[Pedido]
Liste os tipos de conhecimento que, segundo o texto sobre tecnologia e aprendizagem na escola, o modelo TPACK interliga, com a sigla de cada um.

[Bloco de texto]
○ ○ ○ ○
Seguindo os autores que entendem que a aprendizagem é o foco central do ato educativo (BEETHAM; SHARPE, 2007), esta pode e deve articular-se com a tecnologia digital, mesmo que se possa concordar com a frase: “pedagogia antes da tecnologia”. E é por esse mesmo motivo que se entende que uma escola que se centra na aprendizagem será aquela que também fará um uso refletido, crítico e ponderado de todos os recursos e de todas as estratégias que a tecnologia digital permite. Ainda que não falando desta questão em particular, Nóvoa reflete sobre a Escola que precisamos, indicando precisamente que, para fazer face aos novos tempos, sobretudo de públicos bastante heterogéneos, se devem “abrir novas perspectivas que coloquem a aprendizagem no centro das nossas preocupações” (2009, p. 14).
Na verdade, precisam as escolas, os professores e os estudantes de encontrar uma nova via para o desenvolvimento das aprendizagens, onde os currículos e as competências se cruzem, complementem e deem origem a um perfil educativo de base humanista, onde possamos considerar as aprendizagens como centro do processo educativo, a inclusão como exigência e a contribuição para o desenvolvimento sustentável como desafio, já que temos de criar condições de adaptabilidade e de estabilidade, visando valorizar o saber (MARTINS, 2017).
Assim, não há como evitar a inserção da tecnologia na Escola, pois, esta está presente no quotidiano de todos os nossos estudantes, fazendo parte integrante da sua vida. Assim, o desafio está em saber utilizar pedagogicamente a tecnologia “para transformar a aprendizagem num ato normal do quotidiano, até mesmo fazendo com que esta nem seja sequer reconhecida como sendo aprendizagem” (TRINDADE; MOREIRA, 2017, p. 55).
Neste contexto, o modelo teórico Tecnological Pedagogical Content Knowledge (TPACK) (MISHRA; KOELHER, 2006; KOEHLER; MISHRA, 2009) pode assumir um papel central, uma vez que reconhece a necessidade de integrar a tecnologia no ensino, interligando conhecimentos científicos (CK), conhecimentos sobre pedagogia, nomeadamente processos, práticas e métodos de ensino e de aprendizagem (PK) e também sobre tecnologia, ferramentas e recursos que podem ser utilizados para desenvolvimento dos conhecimentos científicos e pedagógicos (TK). Assim, este modelo pode e deve ser integrado na formação de professores, na medida em que identifica a natureza do conhecimento exigido para a integração da tecnologia no ensino, sem negligenciar a natureza complexa, multifacetada e situada de conhecimento dos professores (KOEHLER; MISHRA, 2009).
○ ○ ○ ○
[Secção de dados]
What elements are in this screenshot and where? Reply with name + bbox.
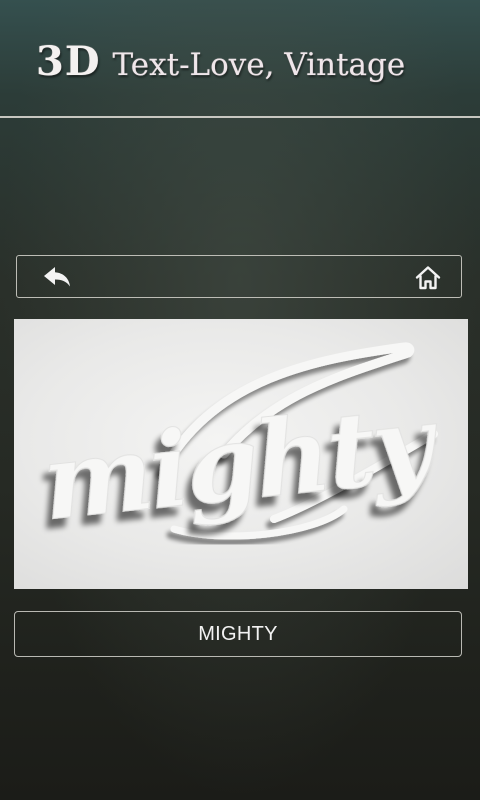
○ ○ ○ ○
[Problema resolvido]
- CK: conhecimentos científicos
- PK: conhecimentos sobre pedagogia, nomeadamente processos, práticas e métodos de ensino e de aprendizagem
- TK: conhecimentos sobre tecnologia, ferramentas e recursos que podem ser utilizados para desenvolvimento dos conhecimentos científicos e pedagógicos